The brothers met with speaker-designate Steve Crisafulli and had lunch with "old friend" Rep. Matt Gaetz, whose sister Erin is a producer on MSNBC's Morning Joe, at the Governor's Club.
"He's thinking about it," Gaetz said of George running for HD 2. Gaetz, R-Fort Walton Beach, also likes another candidate for the seat, Gulf Breeze financier Ed Gray III, so he's not endorsing one over the other.
The Senate Appropriations Committee voted Thursday to roll back some of the controversial increases in car and truck registration fees in 2009. But this potential win for motorists would come at the expense of the powerful insurance industry, one of the Capitol's most influential lobbies.
By a 19-0 vote, the committee approved a bill (SB 7132) by Sen. Joe Negron, R-Stuart, the chamber's lead budget-writer, to repeal a 1987 law that gives a 15 percent tax credit on the salaries
insurance companies pay to their full-time employees (excluding agents).

**Set exercise A:** Translate this sentence from the passage on Florida legislative news into Spanish: "The Senate Appropriations Committee voted Thursday to roll back some of the controversial increases in car and truck registration fees in 2009."

**Available data:**
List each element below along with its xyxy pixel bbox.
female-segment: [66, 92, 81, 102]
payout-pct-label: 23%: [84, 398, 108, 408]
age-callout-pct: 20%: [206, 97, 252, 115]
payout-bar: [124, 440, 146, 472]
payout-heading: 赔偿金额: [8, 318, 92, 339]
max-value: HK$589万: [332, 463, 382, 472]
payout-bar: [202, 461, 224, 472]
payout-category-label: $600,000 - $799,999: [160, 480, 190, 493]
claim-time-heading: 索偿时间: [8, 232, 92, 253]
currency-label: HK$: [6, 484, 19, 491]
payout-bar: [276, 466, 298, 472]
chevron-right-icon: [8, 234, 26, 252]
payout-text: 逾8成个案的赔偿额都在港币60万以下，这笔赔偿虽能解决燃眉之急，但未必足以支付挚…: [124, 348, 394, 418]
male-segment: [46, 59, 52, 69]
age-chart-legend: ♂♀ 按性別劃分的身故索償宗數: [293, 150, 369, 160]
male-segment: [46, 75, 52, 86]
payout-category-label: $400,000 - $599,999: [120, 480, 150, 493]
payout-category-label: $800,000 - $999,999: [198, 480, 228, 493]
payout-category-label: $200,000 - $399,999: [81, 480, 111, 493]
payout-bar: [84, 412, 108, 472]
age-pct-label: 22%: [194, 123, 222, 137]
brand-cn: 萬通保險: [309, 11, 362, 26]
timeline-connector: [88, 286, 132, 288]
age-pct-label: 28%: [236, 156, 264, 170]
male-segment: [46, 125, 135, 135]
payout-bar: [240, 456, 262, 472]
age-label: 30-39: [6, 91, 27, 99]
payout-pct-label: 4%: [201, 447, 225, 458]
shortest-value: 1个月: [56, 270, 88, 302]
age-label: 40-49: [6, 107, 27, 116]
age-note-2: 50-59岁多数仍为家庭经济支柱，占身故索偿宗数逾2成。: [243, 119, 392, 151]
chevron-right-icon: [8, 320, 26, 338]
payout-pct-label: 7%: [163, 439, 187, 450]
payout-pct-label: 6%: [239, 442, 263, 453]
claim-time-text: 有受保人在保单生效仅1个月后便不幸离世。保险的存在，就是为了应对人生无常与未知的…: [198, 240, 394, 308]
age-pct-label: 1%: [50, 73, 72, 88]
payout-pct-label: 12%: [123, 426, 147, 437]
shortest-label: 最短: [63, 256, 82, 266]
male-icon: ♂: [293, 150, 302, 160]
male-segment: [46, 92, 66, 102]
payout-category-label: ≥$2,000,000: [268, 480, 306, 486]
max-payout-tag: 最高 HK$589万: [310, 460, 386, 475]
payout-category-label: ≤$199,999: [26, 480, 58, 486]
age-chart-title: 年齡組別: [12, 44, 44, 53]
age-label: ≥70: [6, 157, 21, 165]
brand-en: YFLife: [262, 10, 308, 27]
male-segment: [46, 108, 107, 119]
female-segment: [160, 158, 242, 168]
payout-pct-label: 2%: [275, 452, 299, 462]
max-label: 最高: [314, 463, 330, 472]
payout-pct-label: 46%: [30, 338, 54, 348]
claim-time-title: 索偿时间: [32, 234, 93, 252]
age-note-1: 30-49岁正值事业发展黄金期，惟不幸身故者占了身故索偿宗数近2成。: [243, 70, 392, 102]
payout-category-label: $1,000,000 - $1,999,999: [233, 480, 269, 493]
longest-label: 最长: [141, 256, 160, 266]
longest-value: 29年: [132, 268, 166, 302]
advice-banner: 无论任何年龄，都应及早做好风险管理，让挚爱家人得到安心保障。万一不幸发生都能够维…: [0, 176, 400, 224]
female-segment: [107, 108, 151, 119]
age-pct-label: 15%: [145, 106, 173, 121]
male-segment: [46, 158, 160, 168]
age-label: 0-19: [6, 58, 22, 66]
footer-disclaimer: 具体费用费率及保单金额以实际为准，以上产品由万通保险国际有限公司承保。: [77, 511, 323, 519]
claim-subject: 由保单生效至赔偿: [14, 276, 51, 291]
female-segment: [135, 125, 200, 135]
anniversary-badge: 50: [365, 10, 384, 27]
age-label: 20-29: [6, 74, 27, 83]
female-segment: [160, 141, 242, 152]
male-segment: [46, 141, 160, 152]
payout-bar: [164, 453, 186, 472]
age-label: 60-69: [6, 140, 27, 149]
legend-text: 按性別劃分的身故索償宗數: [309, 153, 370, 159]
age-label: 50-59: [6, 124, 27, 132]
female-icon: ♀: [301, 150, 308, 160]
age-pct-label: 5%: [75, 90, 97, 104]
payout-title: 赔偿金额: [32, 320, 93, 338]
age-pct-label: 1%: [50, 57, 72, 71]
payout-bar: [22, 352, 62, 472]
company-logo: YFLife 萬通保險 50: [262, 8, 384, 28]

**Set exercise B:** Write out the part of the records that opens with their first line and closes with the line containing "timeline-connector: [88, 286, 132, 288]", keeping each line unchanged.

**Reply A:** El Comité de Asignaciones del Senado votó el jueves para revertir algunos de los polémicos aumentos de 2009 en las tarifas de registro de automóviles y camiones.

**Reply B:**
List each element below along with its xyxy pixel bbox.
female-segment: [66, 92, 81, 102]
payout-pct-label: 23%: [84, 398, 108, 408]
age-callout-pct: 20%: [206, 97, 252, 115]
payout-bar: [124, 440, 146, 472]
payout-heading: 赔偿金额: [8, 318, 92, 339]
max-value: HK$589万: [332, 463, 382, 472]
payout-bar: [202, 461, 224, 472]
payout-category-label: $600,000 - $799,999: [160, 480, 190, 493]
claim-time-heading: 索偿时间: [8, 232, 92, 253]
currency-label: HK$: [6, 484, 19, 491]
payout-bar: [276, 466, 298, 472]
chevron-right-icon: [8, 234, 26, 252]
payout-text: 逾8成个案的赔偿额都在港币60万以下，这笔赔偿虽能解决燃眉之急，但未必足以支付挚…: [124, 348, 394, 418]
male-segment: [46, 59, 52, 69]
age-chart-legend: ♂♀ 按性別劃分的身故索償宗數: [293, 150, 369, 160]
male-segment: [46, 75, 52, 86]
payout-category-label: $400,000 - $599,999: [120, 480, 150, 493]
payout-category-label: $800,000 - $999,999: [198, 480, 228, 493]
payout-category-label: $200,000 - $399,999: [81, 480, 111, 493]
payout-bar: [84, 412, 108, 472]
age-pct-label: 22%: [194, 123, 222, 137]
brand-cn: 萬通保險: [309, 11, 362, 26]
timeline-connector: [88, 286, 132, 288]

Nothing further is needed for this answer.